TASKS TO PERFORM ->
1: Answer these questions using the forum thread about network issues in the LHR region.
(a) Which two examples does the first post give of socket failures during the CPU spikes?
(b) What does the second poster have to do to bring the CPU down from 100%?
(c) On what kind of app did the second poster's app run for a long time without this problem?
2: Write a continuation of the forum thread about network issues in the LHR region, beginning after its final sentence.

We’ve been experiencing network issues in the LHR region over the past couple of weeks and I’m curious if anyone else has encountered similar troubles?
Our situation involves unexpected CPU spikes on a product with modest load, primarily used by our internal team. These spikes are quite irregular and significantly deviate from our expected usage patterns.
During these periods, both nodes struggle with socket operations. They fail to read/write, leading to dropped existing connections (e.g., to the DB) and timeout errors on outbound requests (like ConfigCat cache updates).
Any insights or shared experiences would be greatly appreciated!
My shared experience is probably not relevant, but…
I have an app in LHR that has seen some odd CPU usage since upgrading to v2 machine based app. Every now and again it pegs the CPU at 100% until I restart the machine. Ran for ages on v1 app without doing this.
It may well just be a problem in my code but odd it never used to do it and I haven’t changed the code for ages.

RAW DATA ->
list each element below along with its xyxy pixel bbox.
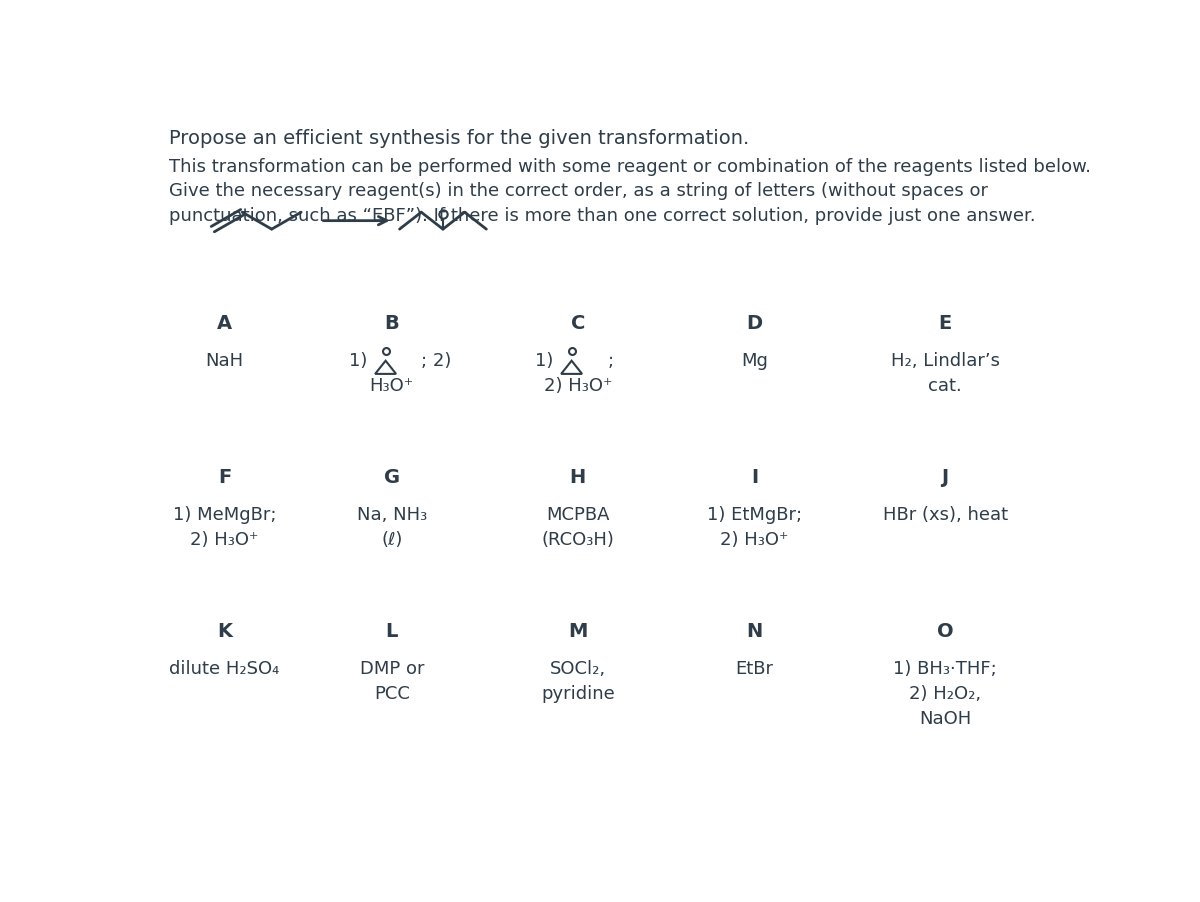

THE RESPONSES ->
1:
(a) Existing connections to the DB are dropped, and outbound requests such as ConfigCat cache updates time out.
(b) Restart the machine.
(c) A v1 app.</t1>

2:
If (TBC) you’re on a LHR host which is having resource problems, possibly triggering an app issue related to unexpected (e.g. IO issues) behaviours (subsequently causing your app to have a funny turn and peg the CPU), you’re always going to have the problem on that host until the underlying issue is resolved.
AFAIK one key difference between V1 and V2 is that with V2/machines - any given machine is tied to a specific host. With V1 if you redeployed you could end up on another host (“fixing” host-specific problems) - with V2/machines this isn’t the case.
I’ve had a few host-specific issues in the past, threads that may be of interest:
I’ve got a single app in LHR and since yesterday deployments via Github Actions have been failing with “Error: failed to update VM xxxxxxxxxxxxxx: aborted: could not reserve resource for machine: insufficient memory available to fulfill request”